JOB:
Your task is to gather the lines below that hold the string "Output".
[START PROVIDED INFORMATION]
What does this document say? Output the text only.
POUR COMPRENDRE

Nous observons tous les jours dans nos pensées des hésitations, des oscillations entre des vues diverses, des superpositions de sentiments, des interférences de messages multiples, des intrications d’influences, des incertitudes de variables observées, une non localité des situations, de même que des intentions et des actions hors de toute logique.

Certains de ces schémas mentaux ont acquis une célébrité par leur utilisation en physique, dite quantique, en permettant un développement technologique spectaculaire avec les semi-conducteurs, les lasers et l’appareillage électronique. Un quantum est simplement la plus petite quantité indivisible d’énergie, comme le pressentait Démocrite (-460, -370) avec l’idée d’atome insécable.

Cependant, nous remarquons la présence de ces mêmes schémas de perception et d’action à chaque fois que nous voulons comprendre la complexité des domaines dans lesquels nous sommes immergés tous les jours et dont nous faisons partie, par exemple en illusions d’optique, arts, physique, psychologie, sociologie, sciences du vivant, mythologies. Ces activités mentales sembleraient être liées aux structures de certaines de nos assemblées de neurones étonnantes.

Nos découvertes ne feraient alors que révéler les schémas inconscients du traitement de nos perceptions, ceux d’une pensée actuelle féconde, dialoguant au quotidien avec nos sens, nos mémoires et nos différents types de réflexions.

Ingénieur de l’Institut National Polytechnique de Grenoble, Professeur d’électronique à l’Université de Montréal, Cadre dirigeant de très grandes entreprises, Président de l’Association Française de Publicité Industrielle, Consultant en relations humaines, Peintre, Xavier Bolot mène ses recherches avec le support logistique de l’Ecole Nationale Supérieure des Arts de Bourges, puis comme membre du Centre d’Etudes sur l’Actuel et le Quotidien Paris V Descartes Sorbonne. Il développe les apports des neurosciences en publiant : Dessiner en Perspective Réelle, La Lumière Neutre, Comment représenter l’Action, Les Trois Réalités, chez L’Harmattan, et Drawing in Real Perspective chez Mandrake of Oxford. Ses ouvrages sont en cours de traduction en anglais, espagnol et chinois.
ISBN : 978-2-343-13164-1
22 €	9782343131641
[END PROVIDED INFORMATION]
[START PROVIDED INFORMATION]
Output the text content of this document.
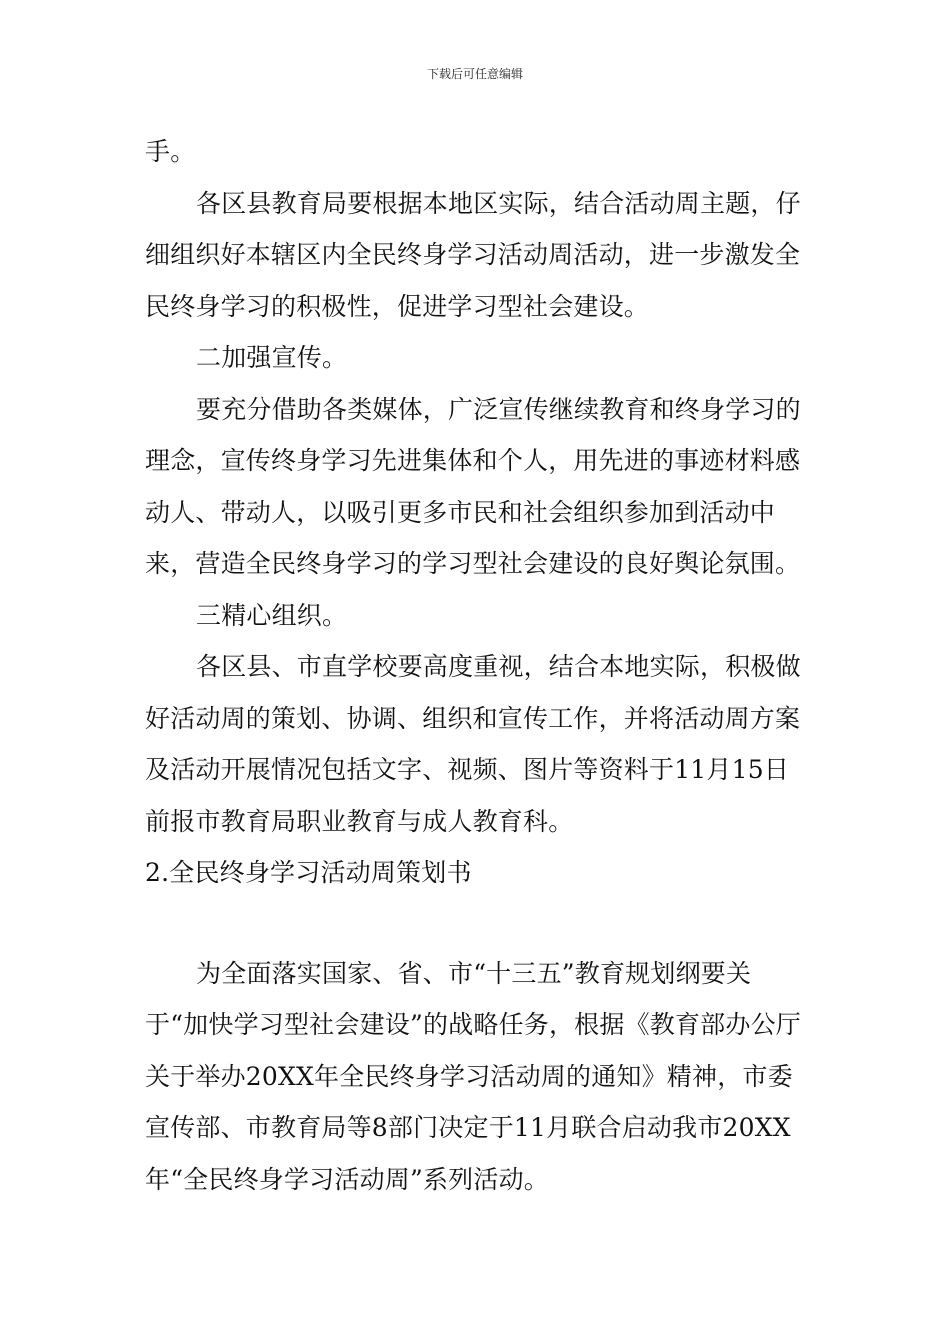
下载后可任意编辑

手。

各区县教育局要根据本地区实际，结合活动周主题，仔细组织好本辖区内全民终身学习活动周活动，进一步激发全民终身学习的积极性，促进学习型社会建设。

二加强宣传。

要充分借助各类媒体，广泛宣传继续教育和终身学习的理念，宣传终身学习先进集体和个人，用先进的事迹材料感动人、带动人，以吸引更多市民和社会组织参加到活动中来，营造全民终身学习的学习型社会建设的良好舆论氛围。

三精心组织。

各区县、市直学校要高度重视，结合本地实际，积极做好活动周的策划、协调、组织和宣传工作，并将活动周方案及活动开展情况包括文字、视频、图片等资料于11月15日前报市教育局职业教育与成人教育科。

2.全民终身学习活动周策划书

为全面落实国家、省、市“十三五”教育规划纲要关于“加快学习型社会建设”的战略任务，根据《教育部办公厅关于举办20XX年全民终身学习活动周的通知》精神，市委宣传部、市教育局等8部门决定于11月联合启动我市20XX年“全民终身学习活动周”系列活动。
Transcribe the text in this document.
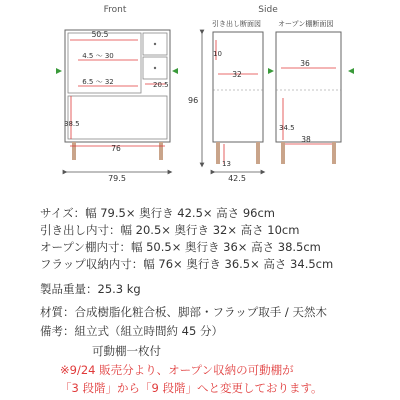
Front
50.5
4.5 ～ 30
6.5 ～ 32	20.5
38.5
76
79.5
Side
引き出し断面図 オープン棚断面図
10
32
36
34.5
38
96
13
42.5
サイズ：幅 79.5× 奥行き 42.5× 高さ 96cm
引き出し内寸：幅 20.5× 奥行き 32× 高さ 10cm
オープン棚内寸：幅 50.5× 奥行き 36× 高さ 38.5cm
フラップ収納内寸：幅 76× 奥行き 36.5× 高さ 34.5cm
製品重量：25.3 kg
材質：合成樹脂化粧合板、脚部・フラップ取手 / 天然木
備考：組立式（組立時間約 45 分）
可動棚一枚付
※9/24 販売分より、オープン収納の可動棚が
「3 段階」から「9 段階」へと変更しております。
[END PROVIDED INFORMATION]
[START PROVIDED INFORMATION]
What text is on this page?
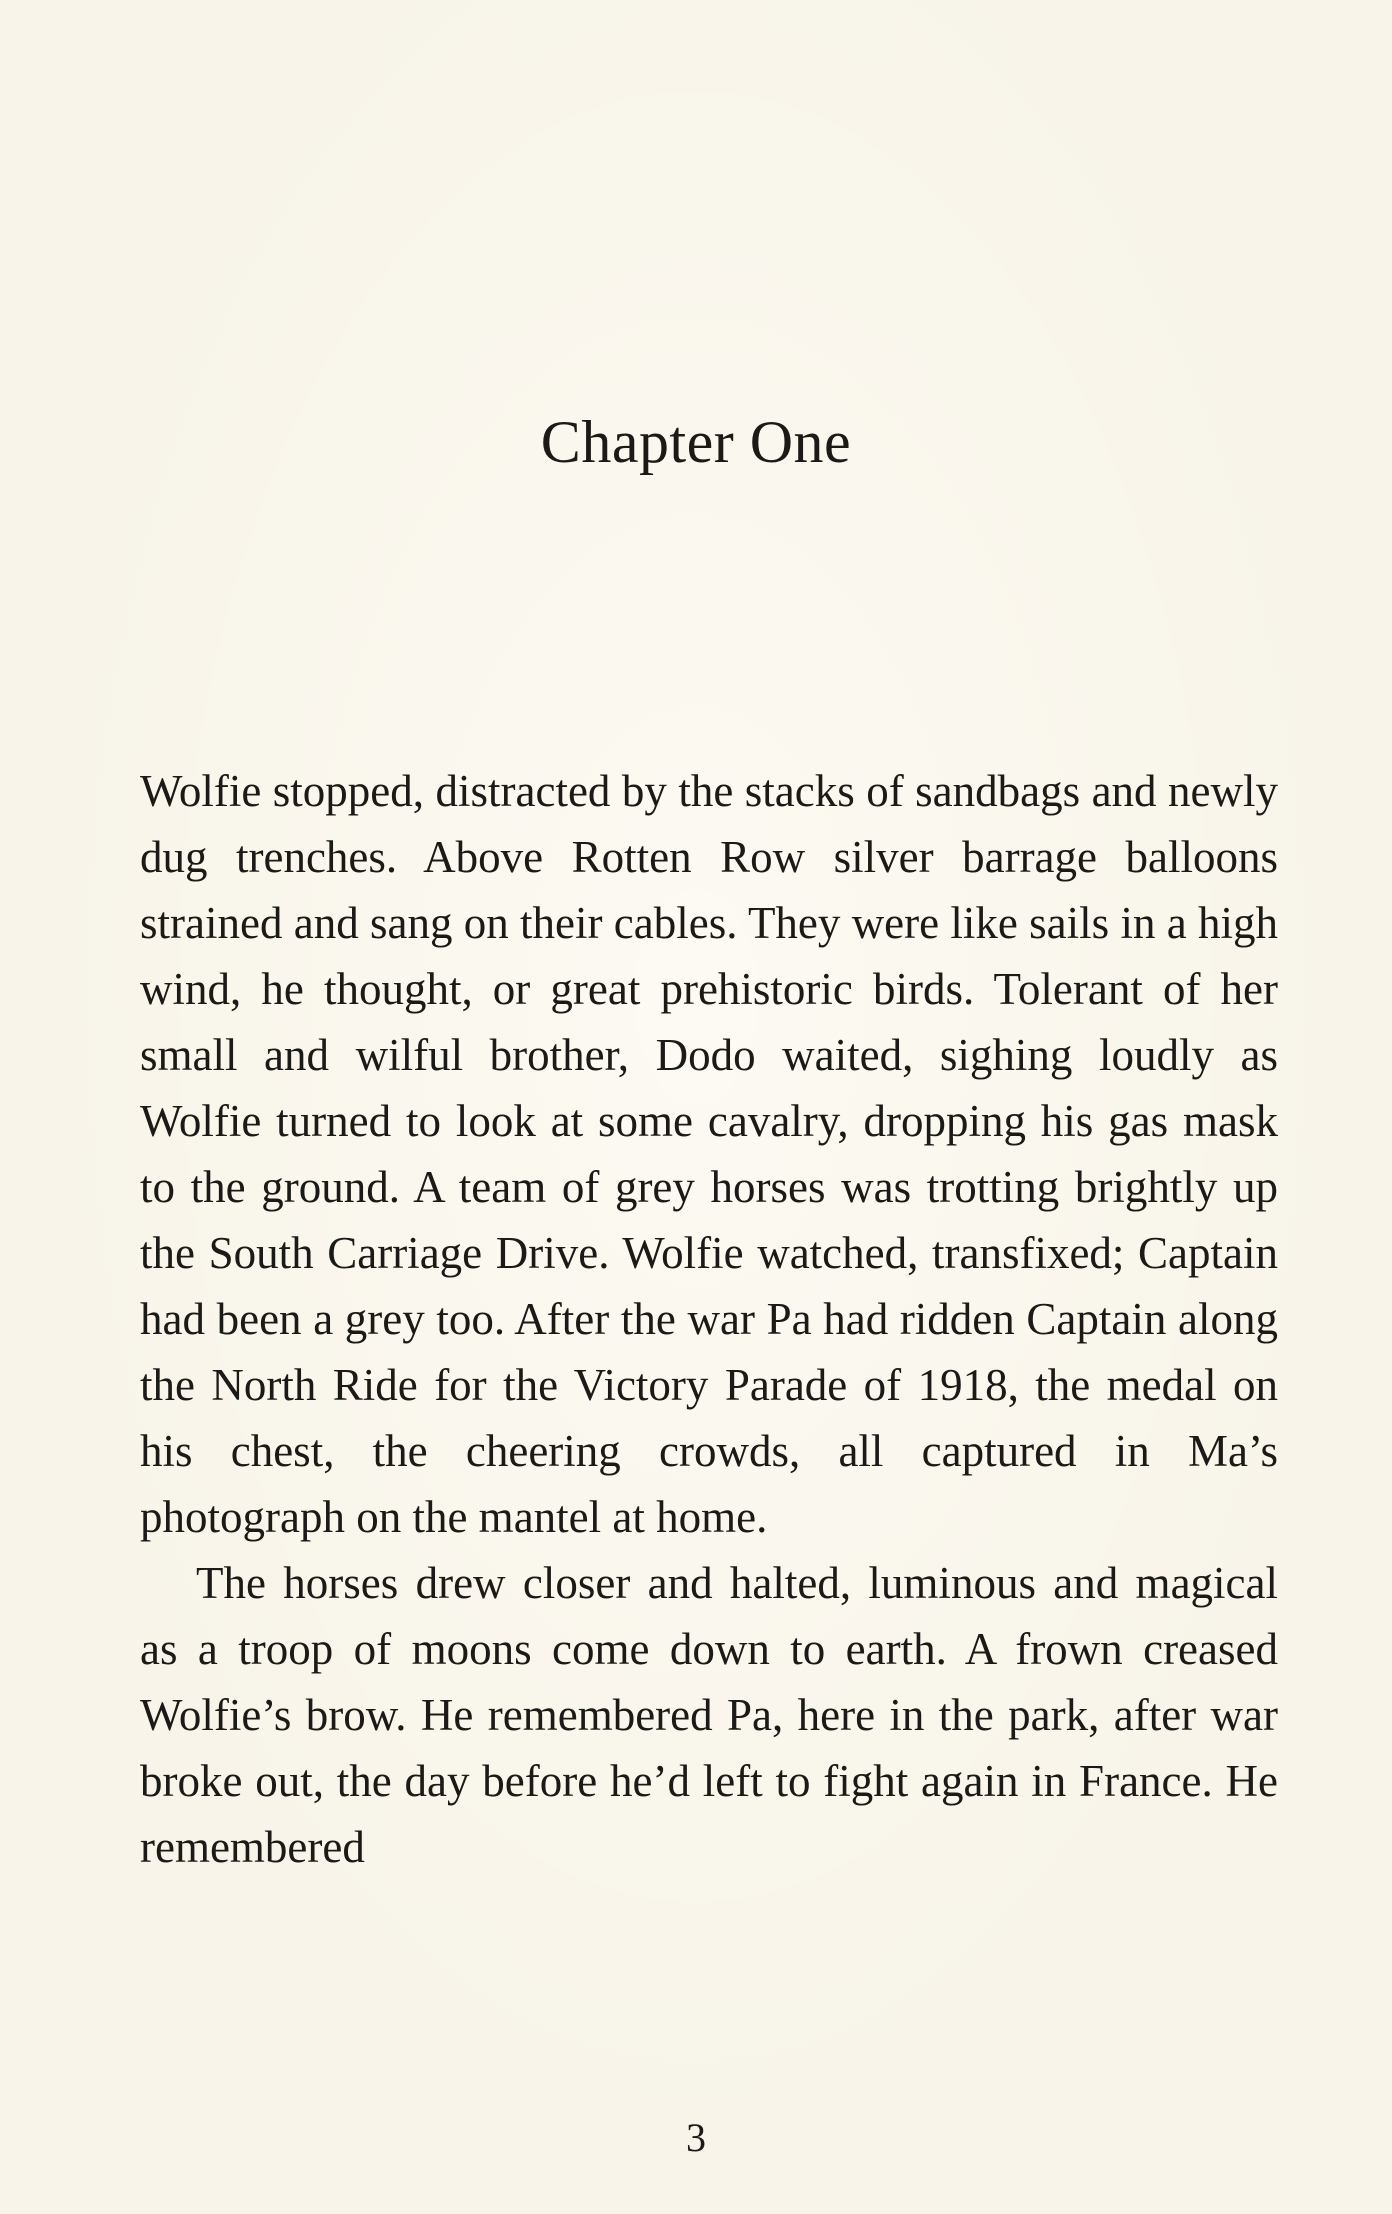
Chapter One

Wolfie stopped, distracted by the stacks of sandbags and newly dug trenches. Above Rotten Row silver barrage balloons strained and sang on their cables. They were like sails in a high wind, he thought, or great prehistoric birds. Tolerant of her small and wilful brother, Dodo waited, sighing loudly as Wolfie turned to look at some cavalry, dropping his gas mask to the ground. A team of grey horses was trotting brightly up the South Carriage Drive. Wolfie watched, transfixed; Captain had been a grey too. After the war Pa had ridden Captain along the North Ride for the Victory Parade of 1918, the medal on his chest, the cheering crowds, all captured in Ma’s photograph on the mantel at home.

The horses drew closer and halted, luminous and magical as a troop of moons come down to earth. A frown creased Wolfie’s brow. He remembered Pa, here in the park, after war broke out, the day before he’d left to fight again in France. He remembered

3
[END PROVIDED INFORMATION]
THE REPLY:
What does this document say? Output the text only.
Output the text content of this document.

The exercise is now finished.